_PROBLEM DETAILS_. Quote the whole listing word for word, please.

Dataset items
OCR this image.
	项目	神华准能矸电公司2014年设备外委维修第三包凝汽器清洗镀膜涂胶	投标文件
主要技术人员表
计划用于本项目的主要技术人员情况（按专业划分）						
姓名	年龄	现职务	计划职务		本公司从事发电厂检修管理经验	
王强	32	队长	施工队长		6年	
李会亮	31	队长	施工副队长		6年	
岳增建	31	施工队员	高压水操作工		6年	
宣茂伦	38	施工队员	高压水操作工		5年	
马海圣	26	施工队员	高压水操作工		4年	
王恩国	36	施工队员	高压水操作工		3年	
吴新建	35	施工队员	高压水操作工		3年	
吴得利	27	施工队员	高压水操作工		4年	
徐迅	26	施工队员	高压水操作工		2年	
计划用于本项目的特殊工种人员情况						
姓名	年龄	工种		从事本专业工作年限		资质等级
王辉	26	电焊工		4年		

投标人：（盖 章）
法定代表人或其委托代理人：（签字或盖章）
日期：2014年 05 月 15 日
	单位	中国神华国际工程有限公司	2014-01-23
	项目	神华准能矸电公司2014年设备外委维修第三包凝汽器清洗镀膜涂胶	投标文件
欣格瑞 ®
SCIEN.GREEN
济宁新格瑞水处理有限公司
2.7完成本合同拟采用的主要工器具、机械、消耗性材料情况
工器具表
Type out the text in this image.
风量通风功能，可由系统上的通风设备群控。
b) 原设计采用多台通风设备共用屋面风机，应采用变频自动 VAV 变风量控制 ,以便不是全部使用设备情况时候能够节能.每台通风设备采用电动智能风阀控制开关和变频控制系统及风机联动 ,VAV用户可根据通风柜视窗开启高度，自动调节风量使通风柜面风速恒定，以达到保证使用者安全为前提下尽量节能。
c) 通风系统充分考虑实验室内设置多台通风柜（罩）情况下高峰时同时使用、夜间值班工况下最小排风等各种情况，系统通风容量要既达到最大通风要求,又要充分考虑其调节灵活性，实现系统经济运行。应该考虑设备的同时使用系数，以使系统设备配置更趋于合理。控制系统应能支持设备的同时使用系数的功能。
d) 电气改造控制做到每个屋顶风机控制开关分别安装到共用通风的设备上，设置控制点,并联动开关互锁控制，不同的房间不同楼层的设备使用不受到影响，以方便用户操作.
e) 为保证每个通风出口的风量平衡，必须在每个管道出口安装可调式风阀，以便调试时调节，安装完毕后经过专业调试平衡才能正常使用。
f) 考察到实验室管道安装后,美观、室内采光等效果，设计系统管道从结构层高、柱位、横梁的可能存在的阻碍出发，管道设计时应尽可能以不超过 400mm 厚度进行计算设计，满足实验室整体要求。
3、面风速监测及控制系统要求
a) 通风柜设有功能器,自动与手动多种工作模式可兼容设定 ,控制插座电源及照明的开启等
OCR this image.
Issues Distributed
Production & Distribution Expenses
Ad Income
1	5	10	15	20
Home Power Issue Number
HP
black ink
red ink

_FINISHED ANSWER_.
OCR this image.
	项目	神华准能矸电公司2014年设备外委维修第三包凝汽器清洗镀膜涂胶	投标文件
主要技术人员表
计划用于本项目的主要技术人员情况（按专业划分）						
姓名	年龄	现职务	计划职务		本公司从事发电厂检修管理经验	
王强	32	队长	施工队长		6年	
李会亮	31	队长	施工副队长		6年	
岳增建	31	施工队员	高压水操作工		6年	
宣茂伦	38	施工队员	高压水操作工		5年	
马海圣	26	施工队员	高压水操作工		4年	
王恩国	36	施工队员	高压水操作工		3年	
吴新建	35	施工队员	高压水操作工		3年	
吴得利	27	施工队员	高压水操作工		4年	
徐迅	26	施工队员	高压水操作工		2年	
计划用于本项目的特殊工种人员情况						
姓名	年龄	工种		从事本专业工作年限		资质等级
王辉	26	电焊工		4年		

投标人：（盖 章）
法定代表人或其委托代理人：（签字或盖章）
日期：2014年 05 月 15 日
	单位	中国神华国际工程有限公司	2014-01-23
	项目	神华准能矸电公司2014年设备外委维修第三包凝汽器清洗镀膜涂胶	投标文件
欣格瑞 ®
SCIEN.GREEN
济宁新格瑞水处理有限公司
2.7完成本合同拟采用的主要工器具、机械、消耗性材料情况
工器具表
Type out the text in this image.
风量通风功能，可由系统上的通风设备群控。
b) 原设计采用多台通风设备共用屋面风机，应采用变频自动 VAV 变风量控制 ,以便不是全部使用设备情况时候能够节能.每台通风设备采用电动智能风阀控制开关和变频控制系统及风机联动 ,VAV用户可根据通风柜视窗开启高度，自动调节风量使通风柜面风速恒定，以达到保证使用者安全为前提下尽量节能。
c) 通风系统充分考虑实验室内设置多台通风柜（罩）情况下高峰时同时使用、夜间值班工况下最小排风等各种情况，系统通风容量要既达到最大通风要求,又要充分考虑其调节灵活性，实现系统经济运行。应该考虑设备的同时使用系数，以使系统设备配置更趋于合理。控制系统应能支持设备的同时使用系数的功能。
d) 电气改造控制做到每个屋顶风机控制开关分别安装到共用通风的设备上，设置控制点,并联动开关互锁控制，不同的房间不同楼层的设备使用不受到影响，以方便用户操作.
e) 为保证每个通风出口的风量平衡，必须在每个管道出口安装可调式风阀，以便调试时调节，安装完毕后经过专业调试平衡才能正常使用。
f) 考察到实验室管道安装后,美观、室内采光等效果，设计系统管道从结构层高、柱位、横梁的可能存在的阻碍出发，管道设计时应尽可能以不超过 400mm 厚度进行计算设计，满足实验室整体要求。
3、面风速监测及控制系统要求
a) 通风柜设有功能器,自动与手动多种工作模式可兼容设定 ,控制插座电源及照明的开启等
OCR this image.
Issues Distributed
Production & Distribution Expenses
Ad Income
1	5	10	15	20
Home Power Issue Number
HP
black ink
red ink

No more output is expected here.